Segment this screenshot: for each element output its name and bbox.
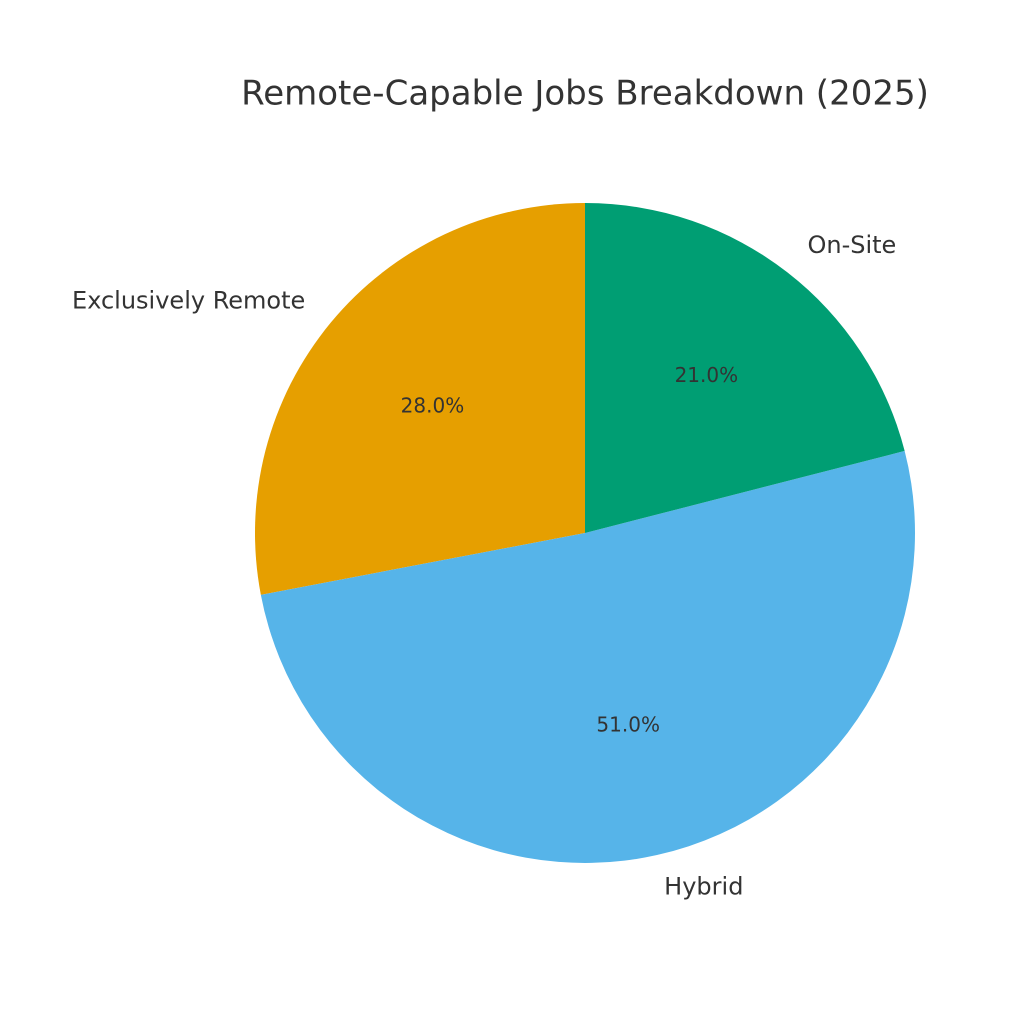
- slice-label: Exclusively Remote: [72, 287, 305, 315]
- pie-slice: [585, 203, 905, 533]
- slice-label: Hybrid: [664, 872, 743, 900]
- value-label: 28.0%: [401, 393, 465, 417]
- slice-label: On-Site: [807, 231, 896, 259]
- pie-slice: [260, 450, 916, 864]
- value-label: 21.0%: [675, 363, 739, 387]
- pie-slice: [255, 203, 586, 595]
- value-label: 51.0%: [596, 713, 660, 737]
- chart-title: Remote-Capable Jobs Breakdown (2025): [241, 74, 929, 114]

+ + + +

_STATED GOAL_: Reproduce all the rows above with "On-Site" renamed to "In-Office" wherever it occurs, keeping everything else unchanged. Leave the picture out of your answer.

_SOLUTION TO THIS TASK_:
Segment this screenshot: for each element output its name and bbox.
- slice-label: Exclusively Remote: [72, 287, 305, 315]
- pie-slice: [585, 203, 905, 533]
- slice-label: Hybrid: [664, 872, 743, 900]
- value-label: 28.0%: [401, 393, 465, 417]
- slice-label: In-Office: [807, 231, 896, 259]
- pie-slice: [260, 450, 916, 864]
- value-label: 21.0%: [675, 363, 739, 387]
- pie-slice: [255, 203, 586, 595]
- value-label: 51.0%: [596, 713, 660, 737]
- chart-title: Remote-Capable Jobs Breakdown (2025): [241, 74, 929, 114]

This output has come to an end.